## WHAT TO WORK ON
Copy the listing below in full and skip every picture.

:: THE INPUT

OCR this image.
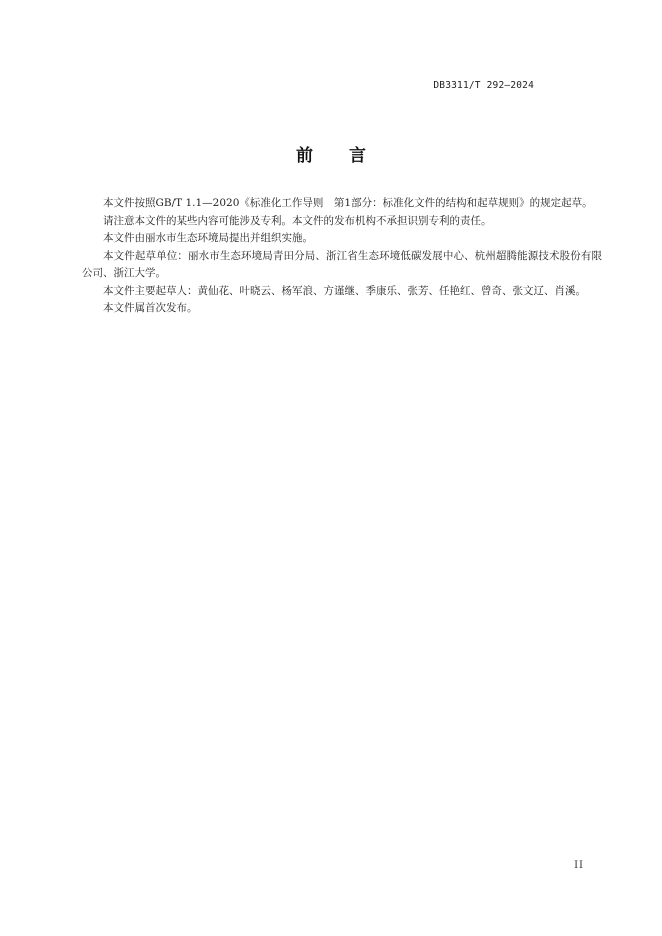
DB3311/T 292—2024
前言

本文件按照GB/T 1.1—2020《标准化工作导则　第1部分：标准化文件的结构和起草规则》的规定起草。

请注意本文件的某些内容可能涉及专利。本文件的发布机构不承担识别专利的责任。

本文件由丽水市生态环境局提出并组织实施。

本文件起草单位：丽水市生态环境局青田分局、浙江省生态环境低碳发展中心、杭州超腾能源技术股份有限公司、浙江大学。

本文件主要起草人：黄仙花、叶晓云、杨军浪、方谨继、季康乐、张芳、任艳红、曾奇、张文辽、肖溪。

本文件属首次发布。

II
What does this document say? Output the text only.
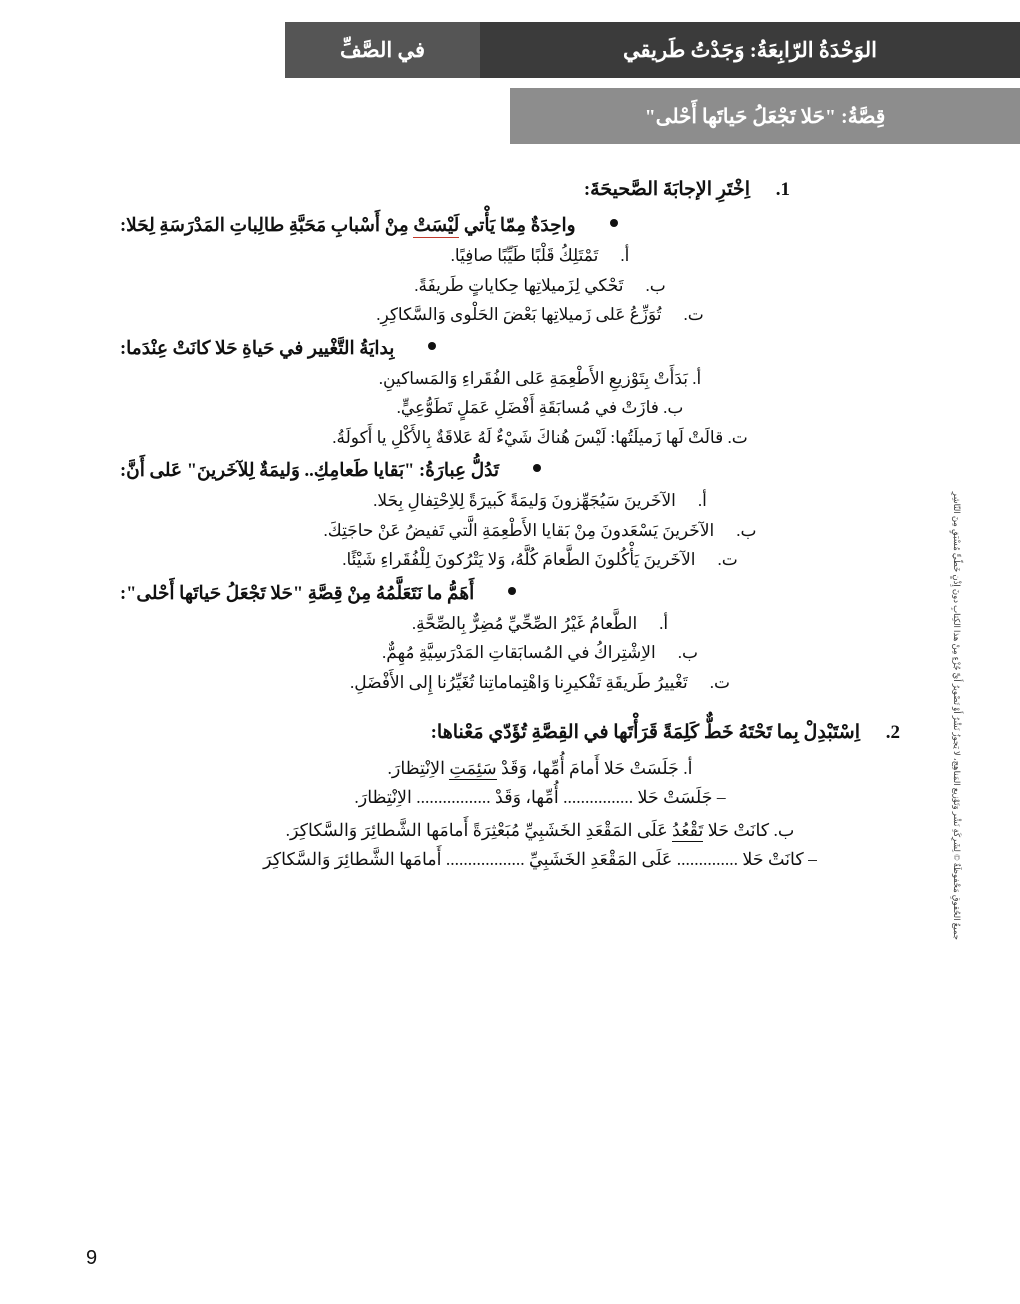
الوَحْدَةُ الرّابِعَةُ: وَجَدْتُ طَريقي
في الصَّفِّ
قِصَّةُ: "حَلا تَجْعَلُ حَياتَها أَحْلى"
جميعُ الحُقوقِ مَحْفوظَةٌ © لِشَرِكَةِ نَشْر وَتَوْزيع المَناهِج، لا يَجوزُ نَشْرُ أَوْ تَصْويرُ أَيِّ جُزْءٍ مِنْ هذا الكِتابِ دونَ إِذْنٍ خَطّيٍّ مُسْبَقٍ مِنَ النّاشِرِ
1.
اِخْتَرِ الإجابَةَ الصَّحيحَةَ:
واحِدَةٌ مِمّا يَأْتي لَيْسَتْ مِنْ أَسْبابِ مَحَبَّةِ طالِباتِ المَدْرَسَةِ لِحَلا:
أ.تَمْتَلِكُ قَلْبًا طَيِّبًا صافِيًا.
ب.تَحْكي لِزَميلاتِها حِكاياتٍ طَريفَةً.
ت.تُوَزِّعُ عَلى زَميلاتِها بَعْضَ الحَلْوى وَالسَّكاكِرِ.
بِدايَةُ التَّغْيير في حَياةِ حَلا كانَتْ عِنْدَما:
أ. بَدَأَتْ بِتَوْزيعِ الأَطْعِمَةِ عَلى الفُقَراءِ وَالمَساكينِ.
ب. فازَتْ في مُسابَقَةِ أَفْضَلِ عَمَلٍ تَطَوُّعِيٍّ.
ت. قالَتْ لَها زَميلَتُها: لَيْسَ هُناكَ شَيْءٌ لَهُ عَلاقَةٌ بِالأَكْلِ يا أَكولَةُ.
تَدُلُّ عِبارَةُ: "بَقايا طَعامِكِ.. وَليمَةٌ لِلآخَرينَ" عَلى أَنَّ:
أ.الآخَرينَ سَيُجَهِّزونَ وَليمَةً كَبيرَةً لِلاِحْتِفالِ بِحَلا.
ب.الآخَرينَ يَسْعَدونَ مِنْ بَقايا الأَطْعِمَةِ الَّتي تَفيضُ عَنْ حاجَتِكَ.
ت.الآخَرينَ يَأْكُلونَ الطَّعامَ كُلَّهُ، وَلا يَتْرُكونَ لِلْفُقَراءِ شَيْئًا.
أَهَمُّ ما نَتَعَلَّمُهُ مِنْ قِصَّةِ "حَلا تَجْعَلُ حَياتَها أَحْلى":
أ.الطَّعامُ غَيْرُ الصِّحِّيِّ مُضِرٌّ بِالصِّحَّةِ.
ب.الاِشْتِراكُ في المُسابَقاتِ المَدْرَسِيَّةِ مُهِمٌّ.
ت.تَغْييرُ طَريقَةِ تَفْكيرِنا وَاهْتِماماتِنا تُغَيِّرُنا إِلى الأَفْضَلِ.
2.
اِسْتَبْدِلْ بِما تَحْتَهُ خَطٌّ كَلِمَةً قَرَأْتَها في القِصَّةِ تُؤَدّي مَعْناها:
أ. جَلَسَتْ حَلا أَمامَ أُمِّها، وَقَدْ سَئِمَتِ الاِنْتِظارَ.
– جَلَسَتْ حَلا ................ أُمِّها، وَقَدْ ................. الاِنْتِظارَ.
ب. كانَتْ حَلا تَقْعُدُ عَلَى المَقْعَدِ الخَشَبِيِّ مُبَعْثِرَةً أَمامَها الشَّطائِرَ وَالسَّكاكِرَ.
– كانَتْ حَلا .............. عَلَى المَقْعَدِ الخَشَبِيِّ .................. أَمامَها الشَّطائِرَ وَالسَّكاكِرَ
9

::::

## REPLY
OCR this image.
DB3311/T 292—2024
前言

本文件按照GB/T 1.1—2020《标准化工作导则　第1部分：标准化文件的结构和起草规则》的规定起草。

请注意本文件的某些内容可能涉及专利。本文件的发布机构不承担识别专利的责任。

本文件由丽水市生态环境局提出并组织实施。

本文件起草单位：丽水市生态环境局青田分局、浙江省生态环境低碳发展中心、杭州超腾能源技术股份有限公司、浙江大学。

本文件主要起草人：黄仙花、叶晓云、杨军浪、方谨继、季康乐、张芳、任艳红、曾奇、张文辽、肖溪。

本文件属首次发布。

II
What does this document say? Output the text only.
الوَحْدَةُ الرّابِعَةُ: وَجَدْتُ طَريقي
في الصَّفِّ
قِصَّةُ: "حَلا تَجْعَلُ حَياتَها أَحْلى"
جميعُ الحُقوقِ مَحْفوظَةٌ © لِشَرِكَةِ نَشْر وَتَوْزيع المَناهِج، لا يَجوزُ نَشْرُ أَوْ تَصْويرُ أَيِّ جُزْءٍ مِنْ هذا الكِتابِ دونَ إِذْنٍ خَطّيٍّ مُسْبَقٍ مِنَ النّاشِرِ
1.
اِخْتَرِ الإجابَةَ الصَّحيحَةَ:
واحِدَةٌ مِمّا يَأْتي لَيْسَتْ مِنْ أَسْبابِ مَحَبَّةِ طالِباتِ المَدْرَسَةِ لِحَلا:
أ.تَمْتَلِكُ قَلْبًا طَيِّبًا صافِيًا.
ب.تَحْكي لِزَميلاتِها حِكاياتٍ طَريفَةً.
ت.تُوَزِّعُ عَلى زَميلاتِها بَعْضَ الحَلْوى وَالسَّكاكِرِ.
بِدايَةُ التَّغْيير في حَياةِ حَلا كانَتْ عِنْدَما:
أ. بَدَأَتْ بِتَوْزيعِ الأَطْعِمَةِ عَلى الفُقَراءِ وَالمَساكينِ.
ب. فازَتْ في مُسابَقَةِ أَفْضَلِ عَمَلٍ تَطَوُّعِيٍّ.
ت. قالَتْ لَها زَميلَتُها: لَيْسَ هُناكَ شَيْءٌ لَهُ عَلاقَةٌ بِالأَكْلِ يا أَكولَةُ.
تَدُلُّ عِبارَةُ: "بَقايا طَعامِكِ.. وَليمَةٌ لِلآخَرينَ" عَلى أَنَّ:
أ.الآخَرينَ سَيُجَهِّزونَ وَليمَةً كَبيرَةً لِلاِحْتِفالِ بِحَلا.
ب.الآخَرينَ يَسْعَدونَ مِنْ بَقايا الأَطْعِمَةِ الَّتي تَفيضُ عَنْ حاجَتِكَ.
ت.الآخَرينَ يَأْكُلونَ الطَّعامَ كُلَّهُ، وَلا يَتْرُكونَ لِلْفُقَراءِ شَيْئًا.
أَهَمُّ ما نَتَعَلَّمُهُ مِنْ قِصَّةِ "حَلا تَجْعَلُ حَياتَها أَحْلى":
أ.الطَّعامُ غَيْرُ الصِّحِّيِّ مُضِرٌّ بِالصِّحَّةِ.
ب.الاِشْتِراكُ في المُسابَقاتِ المَدْرَسِيَّةِ مُهِمٌّ.
ت.تَغْييرُ طَريقَةِ تَفْكيرِنا وَاهْتِماماتِنا تُغَيِّرُنا إِلى الأَفْضَلِ.
2.
اِسْتَبْدِلْ بِما تَحْتَهُ خَطٌّ كَلِمَةً قَرَأْتَها في القِصَّةِ تُؤَدّي مَعْناها:
أ. جَلَسَتْ حَلا أَمامَ أُمِّها، وَقَدْ سَئِمَتِ الاِنْتِظارَ.
– جَلَسَتْ حَلا ................ أُمِّها، وَقَدْ ................. الاِنْتِظارَ.
ب. كانَتْ حَلا تَقْعُدُ عَلَى المَقْعَدِ الخَشَبِيِّ مُبَعْثِرَةً أَمامَها الشَّطائِرَ وَالسَّكاكِرَ.
– كانَتْ حَلا .............. عَلَى المَقْعَدِ الخَشَبِيِّ .................. أَمامَها الشَّطائِرَ وَالسَّكاكِرَ
9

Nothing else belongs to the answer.